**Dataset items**
· · · · ·

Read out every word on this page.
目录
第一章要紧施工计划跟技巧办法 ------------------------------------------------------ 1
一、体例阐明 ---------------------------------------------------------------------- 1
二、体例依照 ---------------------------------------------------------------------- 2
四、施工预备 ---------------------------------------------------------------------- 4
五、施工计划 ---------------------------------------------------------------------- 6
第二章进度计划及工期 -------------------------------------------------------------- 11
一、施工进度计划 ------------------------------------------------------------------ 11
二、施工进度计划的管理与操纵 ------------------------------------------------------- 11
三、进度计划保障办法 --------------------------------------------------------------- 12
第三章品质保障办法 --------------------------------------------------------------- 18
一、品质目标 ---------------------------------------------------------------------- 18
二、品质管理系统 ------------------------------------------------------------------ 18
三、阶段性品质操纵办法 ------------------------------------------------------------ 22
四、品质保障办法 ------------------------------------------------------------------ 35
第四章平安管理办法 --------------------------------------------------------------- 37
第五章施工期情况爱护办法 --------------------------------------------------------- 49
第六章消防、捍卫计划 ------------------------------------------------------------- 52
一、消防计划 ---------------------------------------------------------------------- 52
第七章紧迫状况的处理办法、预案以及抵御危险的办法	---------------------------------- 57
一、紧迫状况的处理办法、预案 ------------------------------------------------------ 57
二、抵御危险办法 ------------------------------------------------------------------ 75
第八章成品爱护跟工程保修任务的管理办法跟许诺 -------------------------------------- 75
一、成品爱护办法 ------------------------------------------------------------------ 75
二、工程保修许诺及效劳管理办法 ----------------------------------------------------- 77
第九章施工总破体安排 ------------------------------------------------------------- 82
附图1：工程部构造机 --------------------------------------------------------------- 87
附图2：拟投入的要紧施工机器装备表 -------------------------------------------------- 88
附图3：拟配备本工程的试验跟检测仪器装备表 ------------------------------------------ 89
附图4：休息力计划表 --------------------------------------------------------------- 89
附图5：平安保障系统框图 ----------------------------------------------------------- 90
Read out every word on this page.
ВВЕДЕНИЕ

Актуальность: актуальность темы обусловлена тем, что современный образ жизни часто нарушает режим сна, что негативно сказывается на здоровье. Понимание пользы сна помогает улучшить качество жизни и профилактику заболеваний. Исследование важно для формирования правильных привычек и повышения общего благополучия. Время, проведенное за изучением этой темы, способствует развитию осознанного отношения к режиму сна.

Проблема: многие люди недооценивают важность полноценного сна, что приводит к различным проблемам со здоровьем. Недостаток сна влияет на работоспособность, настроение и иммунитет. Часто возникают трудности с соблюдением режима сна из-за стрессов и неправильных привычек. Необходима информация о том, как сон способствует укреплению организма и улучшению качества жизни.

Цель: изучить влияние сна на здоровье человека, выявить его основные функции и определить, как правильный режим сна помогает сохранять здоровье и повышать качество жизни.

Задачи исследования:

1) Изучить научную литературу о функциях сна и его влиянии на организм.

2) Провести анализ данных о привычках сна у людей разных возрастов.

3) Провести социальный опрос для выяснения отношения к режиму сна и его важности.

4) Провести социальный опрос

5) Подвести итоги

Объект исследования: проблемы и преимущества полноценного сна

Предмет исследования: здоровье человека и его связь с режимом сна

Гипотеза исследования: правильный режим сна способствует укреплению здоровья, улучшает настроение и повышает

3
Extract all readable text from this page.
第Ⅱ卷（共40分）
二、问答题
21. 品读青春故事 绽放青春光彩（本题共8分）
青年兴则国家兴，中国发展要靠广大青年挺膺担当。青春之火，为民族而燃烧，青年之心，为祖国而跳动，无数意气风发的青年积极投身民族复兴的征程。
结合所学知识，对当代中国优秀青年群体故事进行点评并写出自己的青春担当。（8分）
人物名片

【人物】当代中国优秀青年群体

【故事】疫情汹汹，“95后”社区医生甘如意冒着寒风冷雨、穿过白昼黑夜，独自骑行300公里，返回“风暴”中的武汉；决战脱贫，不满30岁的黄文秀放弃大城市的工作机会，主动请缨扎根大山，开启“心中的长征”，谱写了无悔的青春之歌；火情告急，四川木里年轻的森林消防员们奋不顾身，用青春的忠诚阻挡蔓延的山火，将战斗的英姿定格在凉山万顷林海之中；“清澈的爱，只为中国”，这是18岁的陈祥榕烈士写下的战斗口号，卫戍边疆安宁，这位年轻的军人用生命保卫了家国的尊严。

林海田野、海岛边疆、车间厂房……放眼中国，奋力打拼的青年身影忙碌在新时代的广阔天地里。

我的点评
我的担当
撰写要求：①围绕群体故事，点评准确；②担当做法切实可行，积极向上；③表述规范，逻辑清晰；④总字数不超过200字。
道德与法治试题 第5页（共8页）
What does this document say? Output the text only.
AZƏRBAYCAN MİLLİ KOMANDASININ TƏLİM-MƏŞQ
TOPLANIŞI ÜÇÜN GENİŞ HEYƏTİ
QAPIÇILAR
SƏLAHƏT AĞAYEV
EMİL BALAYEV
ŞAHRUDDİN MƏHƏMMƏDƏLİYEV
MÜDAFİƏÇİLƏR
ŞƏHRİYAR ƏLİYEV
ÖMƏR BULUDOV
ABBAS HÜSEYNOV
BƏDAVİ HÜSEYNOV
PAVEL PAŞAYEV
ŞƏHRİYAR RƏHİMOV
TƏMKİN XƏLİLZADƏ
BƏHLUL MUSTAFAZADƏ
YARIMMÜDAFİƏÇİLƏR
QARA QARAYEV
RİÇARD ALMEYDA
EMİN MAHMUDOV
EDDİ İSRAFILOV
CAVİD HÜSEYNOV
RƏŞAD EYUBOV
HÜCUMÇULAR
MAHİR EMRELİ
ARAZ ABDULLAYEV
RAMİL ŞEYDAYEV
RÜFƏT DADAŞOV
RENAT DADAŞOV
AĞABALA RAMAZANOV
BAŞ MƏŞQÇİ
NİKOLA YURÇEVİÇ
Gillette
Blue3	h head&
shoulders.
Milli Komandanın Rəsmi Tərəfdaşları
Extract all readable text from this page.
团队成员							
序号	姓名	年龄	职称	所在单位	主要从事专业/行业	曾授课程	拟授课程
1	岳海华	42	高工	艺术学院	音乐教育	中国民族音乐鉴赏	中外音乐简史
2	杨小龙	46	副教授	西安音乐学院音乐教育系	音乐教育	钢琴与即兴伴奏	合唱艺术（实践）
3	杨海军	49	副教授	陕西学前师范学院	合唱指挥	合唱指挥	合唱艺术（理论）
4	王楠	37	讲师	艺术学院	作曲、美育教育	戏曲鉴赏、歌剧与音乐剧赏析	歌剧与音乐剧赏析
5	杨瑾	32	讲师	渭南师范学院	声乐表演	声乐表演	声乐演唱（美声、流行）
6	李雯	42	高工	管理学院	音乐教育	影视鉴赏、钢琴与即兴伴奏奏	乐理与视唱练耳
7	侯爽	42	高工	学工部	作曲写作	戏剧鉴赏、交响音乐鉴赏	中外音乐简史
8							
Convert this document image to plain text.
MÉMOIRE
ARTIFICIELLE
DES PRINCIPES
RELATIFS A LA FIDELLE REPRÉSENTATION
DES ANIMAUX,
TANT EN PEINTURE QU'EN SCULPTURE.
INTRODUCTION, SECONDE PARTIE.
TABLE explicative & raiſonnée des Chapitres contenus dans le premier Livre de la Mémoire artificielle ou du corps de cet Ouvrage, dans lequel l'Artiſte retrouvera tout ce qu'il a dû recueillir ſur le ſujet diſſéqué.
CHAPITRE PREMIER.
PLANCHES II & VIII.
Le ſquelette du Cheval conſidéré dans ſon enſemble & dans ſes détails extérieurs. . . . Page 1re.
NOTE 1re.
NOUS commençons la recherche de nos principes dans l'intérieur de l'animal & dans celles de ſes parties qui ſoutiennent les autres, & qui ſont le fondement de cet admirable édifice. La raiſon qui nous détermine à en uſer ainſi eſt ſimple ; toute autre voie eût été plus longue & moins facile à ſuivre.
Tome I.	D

· · · · ·

**OBJECTIVE**
Return only those lines of the records that contain the string "правильный".

**EXERCISE RESULT**
Цель: изучить влияние сна на здоровье человека, выявить его основные функции и определить, как правильный режим сна помогает сохранять здоровье и повышать качество жизни.
Гипотеза исследования: правильный режим сна способствует укреплению здоровья, улучшает настроение и повышает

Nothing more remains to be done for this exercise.